**Records for this task**
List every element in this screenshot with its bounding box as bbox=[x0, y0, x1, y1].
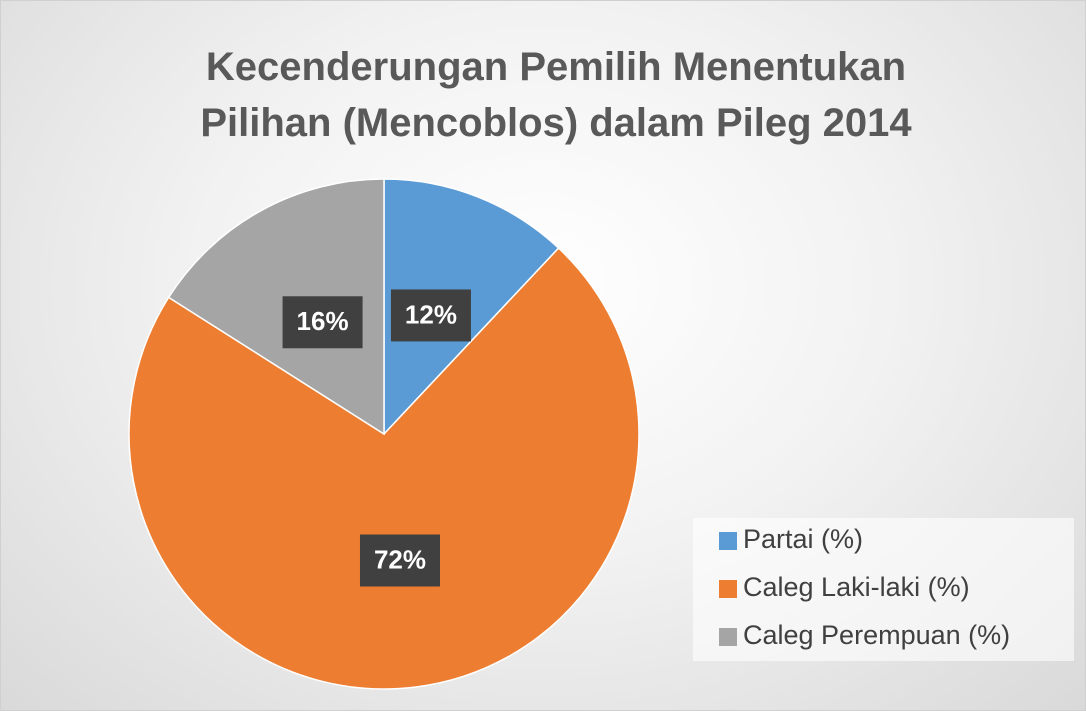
value-label-box bbox=[390, 289, 471, 342]
pie-slice bbox=[167, 178, 385, 436]
value-label-box bbox=[359, 534, 440, 587]
chart-title: Kecenderungan Pemilih Menentukan Pilihan… bbox=[200, 45, 912, 145]
legend-swatch bbox=[719, 532, 737, 550]
legend-label: Caleg Perempuan (%) bbox=[743, 620, 1010, 650]
legend-swatch bbox=[719, 628, 737, 646]
legend-box bbox=[693, 518, 1074, 661]
value-label: 72% bbox=[374, 544, 426, 574]
value-label: 16% bbox=[297, 306, 349, 336]
value-label-box bbox=[282, 296, 363, 349]
value-label: 12% bbox=[405, 299, 457, 329]
legend-swatch bbox=[719, 580, 737, 598]
pie-slice bbox=[128, 247, 640, 690]
legend-label: Partai (%) bbox=[743, 524, 863, 554]
legend-label: Caleg Laki-laki (%) bbox=[743, 572, 970, 602]
pie-slice bbox=[383, 178, 560, 436]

**Goal**
Render each line of the material above as one string in a JSON list, skipping blank lines and leaving out the picture.

**Written solution**
[
  "List every element in this screenshot with its bounding box as bbox=[x0, y0, x1, y1].",
  "value-label-box bbox=[390, 289, 471, 342]",
  "pie-slice bbox=[167, 178, 385, 436]",
  "value-label-box bbox=[359, 534, 440, 587]",
  "chart-title: Kecenderungan Pemilih Menentukan Pilihan… bbox=[200, 45, 912, 145]",
  "legend-swatch bbox=[719, 532, 737, 550]",
  "legend-label: Caleg Perempuan (%) bbox=[743, 620, 1010, 650]",
  "legend-swatch bbox=[719, 628, 737, 646]",
  "legend-box bbox=[693, 518, 1074, 661]",
  "value-label: 72% bbox=[374, 544, 426, 574]",
  "value-label: 16% bbox=[297, 306, 349, 336]",
  "value-label-box bbox=[282, 296, 363, 349]",
  "value-label: 12% bbox=[405, 299, 457, 329]",
  "legend-swatch bbox=[719, 580, 737, 598]",
  "pie-slice bbox=[128, 247, 640, 690]",
  "legend-label: Partai (%) bbox=[743, 524, 863, 554]",
  "legend-label: Caleg Laki-laki (%) bbox=[743, 572, 970, 602]",
  "pie-slice bbox=[383, 178, 560, 436]"
]